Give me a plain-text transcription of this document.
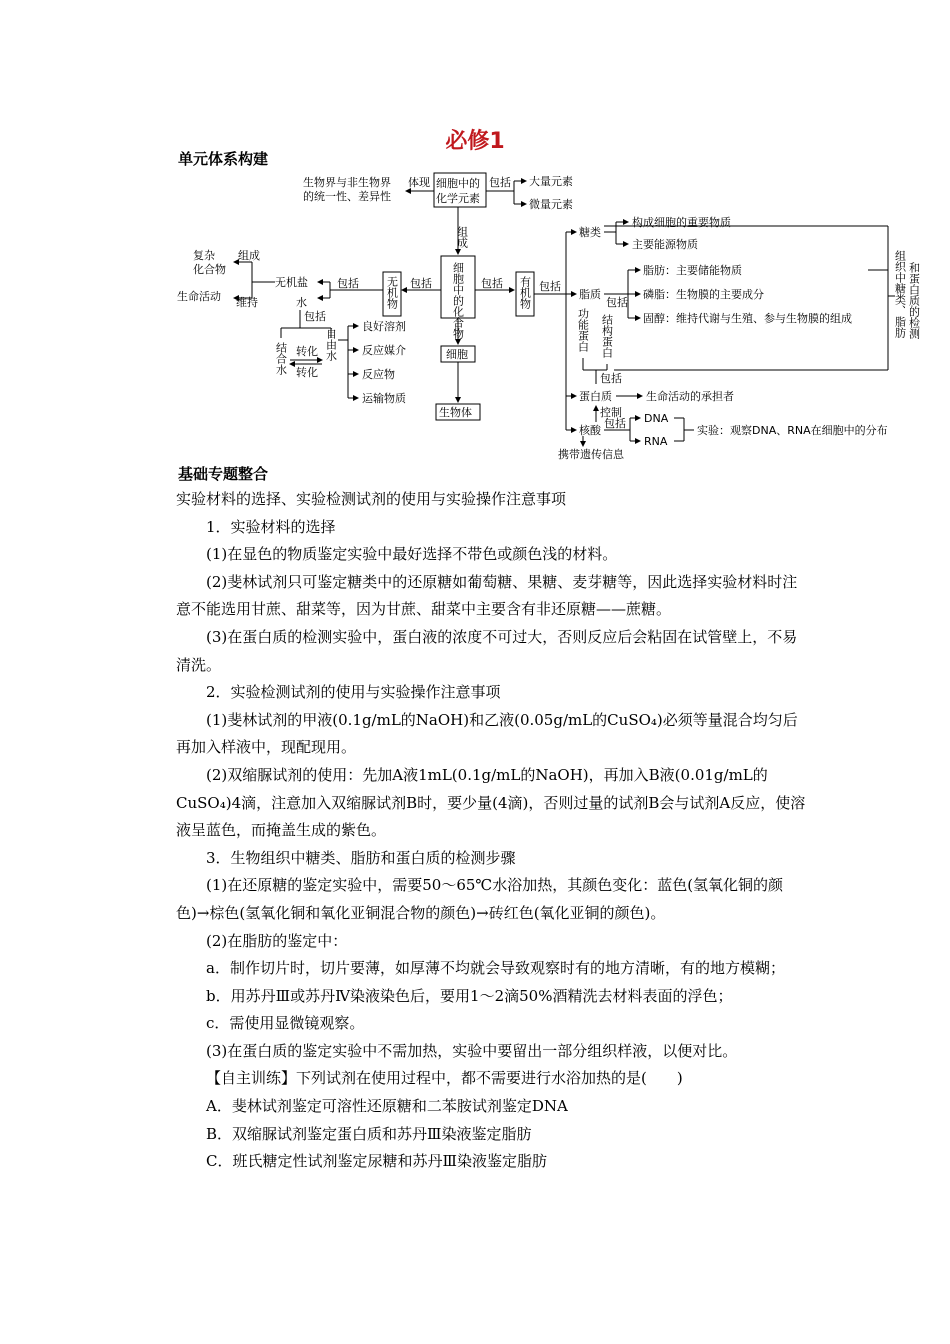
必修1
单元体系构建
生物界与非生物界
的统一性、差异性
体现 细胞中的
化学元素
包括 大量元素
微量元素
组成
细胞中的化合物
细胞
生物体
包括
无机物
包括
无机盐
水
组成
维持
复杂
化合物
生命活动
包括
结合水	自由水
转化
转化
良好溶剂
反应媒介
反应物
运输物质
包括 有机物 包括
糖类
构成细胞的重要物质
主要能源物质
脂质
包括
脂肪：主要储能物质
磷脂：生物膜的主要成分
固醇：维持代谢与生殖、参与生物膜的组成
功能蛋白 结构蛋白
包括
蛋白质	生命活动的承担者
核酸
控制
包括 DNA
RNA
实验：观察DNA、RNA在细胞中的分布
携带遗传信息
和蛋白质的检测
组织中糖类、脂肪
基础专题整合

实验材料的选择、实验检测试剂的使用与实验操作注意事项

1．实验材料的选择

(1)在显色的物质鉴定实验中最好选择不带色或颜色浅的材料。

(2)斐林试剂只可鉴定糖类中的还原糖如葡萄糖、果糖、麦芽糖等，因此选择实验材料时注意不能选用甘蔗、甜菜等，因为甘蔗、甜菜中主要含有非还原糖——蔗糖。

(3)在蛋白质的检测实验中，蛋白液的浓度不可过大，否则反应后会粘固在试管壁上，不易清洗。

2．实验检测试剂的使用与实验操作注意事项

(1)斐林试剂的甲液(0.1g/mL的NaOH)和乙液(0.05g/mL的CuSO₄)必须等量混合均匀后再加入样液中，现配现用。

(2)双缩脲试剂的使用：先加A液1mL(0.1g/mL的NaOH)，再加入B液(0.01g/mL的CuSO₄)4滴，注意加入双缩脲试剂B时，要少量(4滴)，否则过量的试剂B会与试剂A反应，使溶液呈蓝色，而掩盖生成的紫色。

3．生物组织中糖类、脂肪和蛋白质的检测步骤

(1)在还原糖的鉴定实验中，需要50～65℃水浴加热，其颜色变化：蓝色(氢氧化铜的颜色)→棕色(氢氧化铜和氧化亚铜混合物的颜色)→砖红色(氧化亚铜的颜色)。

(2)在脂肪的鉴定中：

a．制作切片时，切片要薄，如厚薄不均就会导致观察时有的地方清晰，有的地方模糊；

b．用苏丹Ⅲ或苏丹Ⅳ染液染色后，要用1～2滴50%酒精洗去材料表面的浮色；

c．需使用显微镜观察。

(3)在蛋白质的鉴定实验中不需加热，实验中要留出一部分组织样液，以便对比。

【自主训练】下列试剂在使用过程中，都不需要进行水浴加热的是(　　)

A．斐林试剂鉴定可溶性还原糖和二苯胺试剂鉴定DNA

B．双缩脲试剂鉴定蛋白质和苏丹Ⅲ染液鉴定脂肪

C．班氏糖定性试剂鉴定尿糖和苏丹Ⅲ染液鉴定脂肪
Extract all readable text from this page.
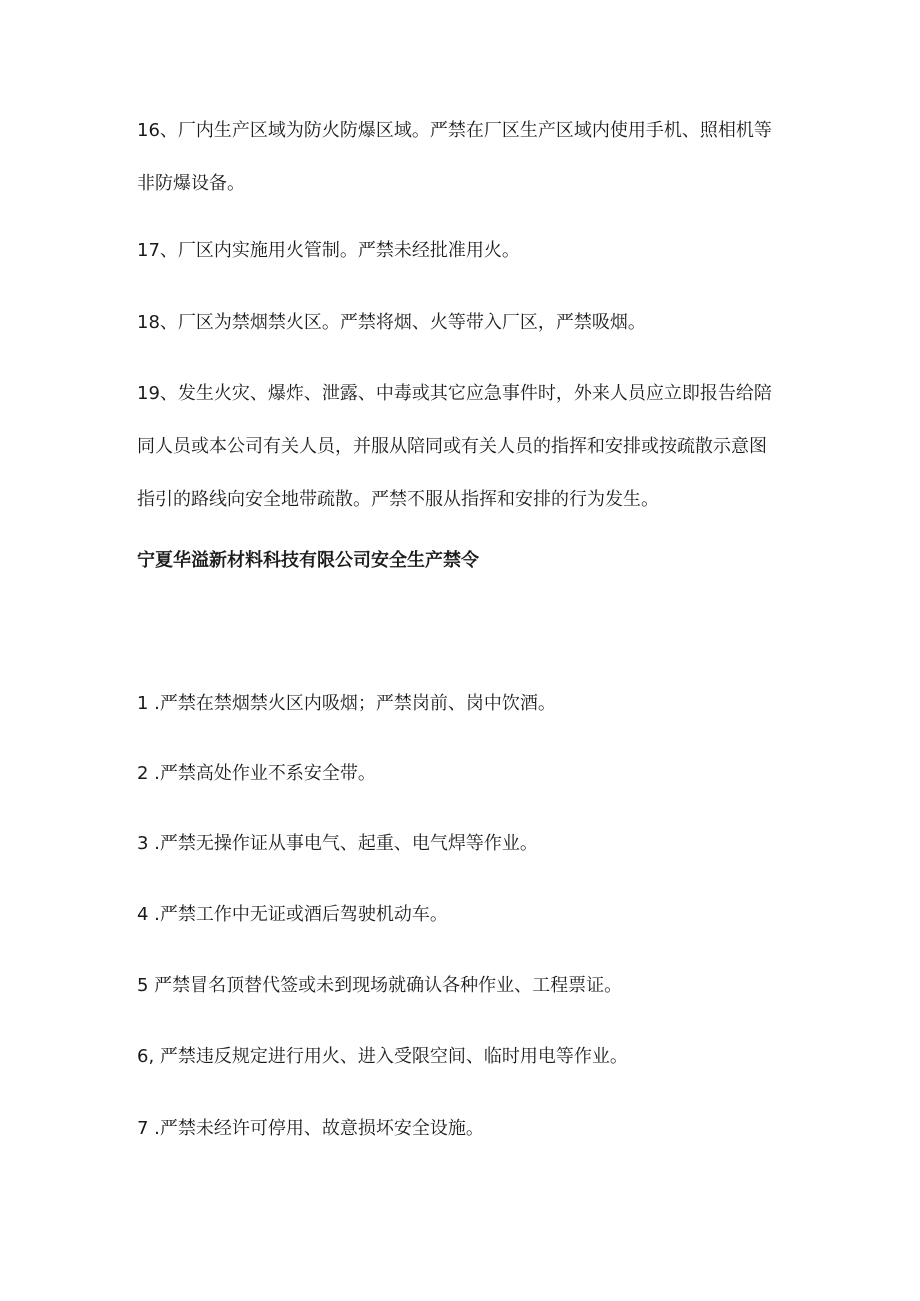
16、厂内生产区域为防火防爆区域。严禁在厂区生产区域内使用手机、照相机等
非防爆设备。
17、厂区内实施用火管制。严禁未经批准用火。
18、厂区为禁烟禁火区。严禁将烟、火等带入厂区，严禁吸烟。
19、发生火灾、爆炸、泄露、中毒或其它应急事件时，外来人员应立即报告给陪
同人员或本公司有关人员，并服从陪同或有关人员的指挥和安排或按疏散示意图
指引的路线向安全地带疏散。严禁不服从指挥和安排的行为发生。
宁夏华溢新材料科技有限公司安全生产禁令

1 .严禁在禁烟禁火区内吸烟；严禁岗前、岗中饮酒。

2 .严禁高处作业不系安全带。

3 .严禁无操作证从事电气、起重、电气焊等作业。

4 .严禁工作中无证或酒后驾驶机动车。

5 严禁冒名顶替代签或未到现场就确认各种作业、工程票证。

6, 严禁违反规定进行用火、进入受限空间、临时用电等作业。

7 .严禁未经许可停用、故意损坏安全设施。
|---|
### Set exercise
Transcribe the whole listing exactly. Pictures are excluded.

### Exercise solution
Give me a plain-text transcription of this document.
必修1
单元体系构建
生物界与非生物界
的统一性、差异性
体现 细胞中的
化学元素
包括 大量元素
微量元素
组成
细胞中的化合物
细胞
生物体
包括
无机物
包括
无机盐
水
组成
维持
复杂
化合物
生命活动
包括
结合水	自由水
转化
转化
良好溶剂
反应媒介
反应物
运输物质
包括 有机物 包括
糖类
构成细胞的重要物质
主要能源物质
脂质
包括
脂肪：主要储能物质
磷脂：生物膜的主要成分
固醇：维持代谢与生殖、参与生物膜的组成
功能蛋白 结构蛋白
包括
蛋白质	生命活动的承担者
核酸
控制
包括 DNA
RNA
实验：观察DNA、RNA在细胞中的分布
携带遗传信息
和蛋白质的检测
组织中糖类、脂肪
基础专题整合

实验材料的选择、实验检测试剂的使用与实验操作注意事项

1．实验材料的选择

(1)在显色的物质鉴定实验中最好选择不带色或颜色浅的材料。

(2)斐林试剂只可鉴定糖类中的还原糖如葡萄糖、果糖、麦芽糖等，因此选择实验材料时注意不能选用甘蔗、甜菜等，因为甘蔗、甜菜中主要含有非还原糖——蔗糖。

(3)在蛋白质的检测实验中，蛋白液的浓度不可过大，否则反应后会粘固在试管壁上，不易清洗。

2．实验检测试剂的使用与实验操作注意事项

(1)斐林试剂的甲液(0.1g/mL的NaOH)和乙液(0.05g/mL的CuSO₄)必须等量混合均匀后再加入样液中，现配现用。

(2)双缩脲试剂的使用：先加A液1mL(0.1g/mL的NaOH)，再加入B液(0.01g/mL的CuSO₄)4滴，注意加入双缩脲试剂B时，要少量(4滴)，否则过量的试剂B会与试剂A反应，使溶液呈蓝色，而掩盖生成的紫色。

3．生物组织中糖类、脂肪和蛋白质的检测步骤

(1)在还原糖的鉴定实验中，需要50～65℃水浴加热，其颜色变化：蓝色(氢氧化铜的颜色)→棕色(氢氧化铜和氧化亚铜混合物的颜色)→砖红色(氧化亚铜的颜色)。

(2)在脂肪的鉴定中：

a．制作切片时，切片要薄，如厚薄不均就会导致观察时有的地方清晰，有的地方模糊；

b．用苏丹Ⅲ或苏丹Ⅳ染液染色后，要用1～2滴50%酒精洗去材料表面的浮色；

c．需使用显微镜观察。

(3)在蛋白质的鉴定实验中不需加热，实验中要留出一部分组织样液，以便对比。

【自主训练】下列试剂在使用过程中，都不需要进行水浴加热的是(　　)

A．斐林试剂鉴定可溶性还原糖和二苯胺试剂鉴定DNA

B．双缩脲试剂鉴定蛋白质和苏丹Ⅲ染液鉴定脂肪

C．班氏糖定性试剂鉴定尿糖和苏丹Ⅲ染液鉴定脂肪
Extract all readable text from this page.
16、厂内生产区域为防火防爆区域。严禁在厂区生产区域内使用手机、照相机等
非防爆设备。
17、厂区内实施用火管制。严禁未经批准用火。
18、厂区为禁烟禁火区。严禁将烟、火等带入厂区，严禁吸烟。
19、发生火灾、爆炸、泄露、中毒或其它应急事件时，外来人员应立即报告给陪
同人员或本公司有关人员，并服从陪同或有关人员的指挥和安排或按疏散示意图
指引的路线向安全地带疏散。严禁不服从指挥和安排的行为发生。
宁夏华溢新材料科技有限公司安全生产禁令

1 .严禁在禁烟禁火区内吸烟；严禁岗前、岗中饮酒。

2 .严禁高处作业不系安全带。

3 .严禁无操作证从事电气、起重、电气焊等作业。

4 .严禁工作中无证或酒后驾驶机动车。

5 严禁冒名顶替代签或未到现场就确认各种作业、工程票证。

6, 严禁违反规定进行用火、进入受限空间、临时用电等作业。

7 .严禁未经许可停用、故意损坏安全设施。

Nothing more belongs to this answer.